• EXERCISE OBJECTIVE: Copy out all the data, word for word.

• SOURCE RECORDS:

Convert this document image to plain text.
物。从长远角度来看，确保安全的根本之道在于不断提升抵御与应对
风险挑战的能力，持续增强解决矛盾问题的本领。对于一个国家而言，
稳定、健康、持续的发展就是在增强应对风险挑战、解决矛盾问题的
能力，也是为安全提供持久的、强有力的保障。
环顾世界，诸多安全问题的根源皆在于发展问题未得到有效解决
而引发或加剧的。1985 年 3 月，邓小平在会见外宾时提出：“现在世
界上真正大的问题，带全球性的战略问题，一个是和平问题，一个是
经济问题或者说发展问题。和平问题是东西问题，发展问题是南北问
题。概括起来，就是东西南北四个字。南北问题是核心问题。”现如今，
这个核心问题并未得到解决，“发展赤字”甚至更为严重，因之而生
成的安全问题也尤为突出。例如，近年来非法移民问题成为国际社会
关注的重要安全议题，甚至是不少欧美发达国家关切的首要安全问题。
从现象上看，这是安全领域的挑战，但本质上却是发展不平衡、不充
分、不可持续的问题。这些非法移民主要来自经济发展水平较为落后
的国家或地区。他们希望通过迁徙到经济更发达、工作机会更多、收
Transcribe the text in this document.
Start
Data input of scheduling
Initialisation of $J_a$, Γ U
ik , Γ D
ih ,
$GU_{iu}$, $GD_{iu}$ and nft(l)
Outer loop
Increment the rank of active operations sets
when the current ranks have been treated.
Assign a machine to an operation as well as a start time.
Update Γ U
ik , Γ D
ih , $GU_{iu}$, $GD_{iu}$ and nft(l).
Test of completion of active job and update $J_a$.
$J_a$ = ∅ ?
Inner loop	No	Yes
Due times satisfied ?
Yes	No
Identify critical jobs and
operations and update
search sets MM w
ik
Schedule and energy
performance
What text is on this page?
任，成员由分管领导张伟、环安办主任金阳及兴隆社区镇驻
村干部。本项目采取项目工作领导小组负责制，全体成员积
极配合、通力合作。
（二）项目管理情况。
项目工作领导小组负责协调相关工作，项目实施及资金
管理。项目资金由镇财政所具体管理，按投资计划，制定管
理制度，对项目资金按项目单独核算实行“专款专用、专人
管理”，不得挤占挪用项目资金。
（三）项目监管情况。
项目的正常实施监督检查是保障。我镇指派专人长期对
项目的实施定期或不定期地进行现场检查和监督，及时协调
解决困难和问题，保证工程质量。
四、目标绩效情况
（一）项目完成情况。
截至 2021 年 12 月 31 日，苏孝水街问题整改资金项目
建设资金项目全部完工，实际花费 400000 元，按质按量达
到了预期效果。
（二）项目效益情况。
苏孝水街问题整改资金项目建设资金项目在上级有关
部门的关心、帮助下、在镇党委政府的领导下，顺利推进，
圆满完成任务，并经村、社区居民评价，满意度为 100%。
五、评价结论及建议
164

• FINISHED EXERCISE:
Convert this document image to plain text.
物。从长远角度来看，确保安全的根本之道在于不断提升抵御与应对
风险挑战的能力，持续增强解决矛盾问题的本领。对于一个国家而言，
稳定、健康、持续的发展就是在增强应对风险挑战、解决矛盾问题的
能力，也是为安全提供持久的、强有力的保障。
环顾世界，诸多安全问题的根源皆在于发展问题未得到有效解决
而引发或加剧的。1985 年 3 月，邓小平在会见外宾时提出：“现在世
界上真正大的问题，带全球性的战略问题，一个是和平问题，一个是
经济问题或者说发展问题。和平问题是东西问题，发展问题是南北问
题。概括起来，就是东西南北四个字。南北问题是核心问题。”现如今，
这个核心问题并未得到解决，“发展赤字”甚至更为严重，因之而生
成的安全问题也尤为突出。例如，近年来非法移民问题成为国际社会
关注的重要安全议题，甚至是不少欧美发达国家关切的首要安全问题。
从现象上看，这是安全领域的挑战，但本质上却是发展不平衡、不充
分、不可持续的问题。这些非法移民主要来自经济发展水平较为落后
的国家或地区。他们希望通过迁徙到经济更发达、工作机会更多、收
Transcribe the text in this document.
Start
Data input of scheduling
Initialisation of $J_a$, Γ U
ik , Γ D
ih ,
$GU_{iu}$, $GD_{iu}$ and nft(l)
Outer loop
Increment the rank of active operations sets
when the current ranks have been treated.
Assign a machine to an operation as well as a start time.
Update Γ U
ik , Γ D
ih , $GU_{iu}$, $GD_{iu}$ and nft(l).
Test of completion of active job and update $J_a$.
$J_a$ = ∅ ?
Inner loop	No	Yes
Due times satisfied ?
Yes	No
Identify critical jobs and
operations and update
search sets MM w
ik
Schedule and energy
performance
What text is on this page?
任，成员由分管领导张伟、环安办主任金阳及兴隆社区镇驻
村干部。本项目采取项目工作领导小组负责制，全体成员积
极配合、通力合作。
（二）项目管理情况。
项目工作领导小组负责协调相关工作，项目实施及资金
管理。项目资金由镇财政所具体管理，按投资计划，制定管
理制度，对项目资金按项目单独核算实行“专款专用、专人
管理”，不得挤占挪用项目资金。
（三）项目监管情况。
项目的正常实施监督检查是保障。我镇指派专人长期对
项目的实施定期或不定期地进行现场检查和监督，及时协调
解决困难和问题，保证工程质量。
四、目标绩效情况
（一）项目完成情况。
截至 2021 年 12 月 31 日，苏孝水街问题整改资金项目
建设资金项目全部完工，实际花费 400000 元，按质按量达
到了预期效果。
（二）项目效益情况。
苏孝水街问题整改资金项目建设资金项目在上级有关
部门的关心、帮助下、在镇党委政府的领导下，顺利推进，
圆满完成任务，并经村、社区居民评价，满意度为 100%。
五、评价结论及建议
164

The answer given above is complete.